Task to carry out: Below are the records; collect from them each line containing the string "的重要思想".

------ Dataset entries ------

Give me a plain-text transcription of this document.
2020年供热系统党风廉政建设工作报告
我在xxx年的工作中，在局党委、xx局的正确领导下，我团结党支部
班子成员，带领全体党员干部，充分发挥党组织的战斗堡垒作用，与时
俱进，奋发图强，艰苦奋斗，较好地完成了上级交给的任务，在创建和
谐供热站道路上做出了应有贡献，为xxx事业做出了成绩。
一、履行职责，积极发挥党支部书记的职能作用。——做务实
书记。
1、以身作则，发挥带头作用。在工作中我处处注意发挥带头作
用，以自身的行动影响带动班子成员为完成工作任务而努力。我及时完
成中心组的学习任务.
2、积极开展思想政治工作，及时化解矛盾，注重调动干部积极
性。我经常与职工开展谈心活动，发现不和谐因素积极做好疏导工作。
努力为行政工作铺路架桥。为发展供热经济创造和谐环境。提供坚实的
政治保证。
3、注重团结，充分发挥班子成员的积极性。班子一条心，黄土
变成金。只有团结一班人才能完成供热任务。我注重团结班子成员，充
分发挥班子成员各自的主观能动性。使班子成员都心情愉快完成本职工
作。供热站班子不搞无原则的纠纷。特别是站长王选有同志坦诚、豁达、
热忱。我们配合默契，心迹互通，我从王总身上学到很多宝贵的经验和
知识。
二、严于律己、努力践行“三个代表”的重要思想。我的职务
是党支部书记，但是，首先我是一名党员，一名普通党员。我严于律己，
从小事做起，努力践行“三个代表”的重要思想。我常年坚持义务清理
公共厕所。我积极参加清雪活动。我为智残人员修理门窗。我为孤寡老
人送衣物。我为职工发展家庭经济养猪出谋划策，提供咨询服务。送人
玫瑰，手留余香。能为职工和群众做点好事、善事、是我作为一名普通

------

Solution for this exercise:
二、严于律己、努力践行“三个代表”的重要思想。我的职务
从小事做起，努力践行“三个代表”的重要思想。我常年坚持义务清理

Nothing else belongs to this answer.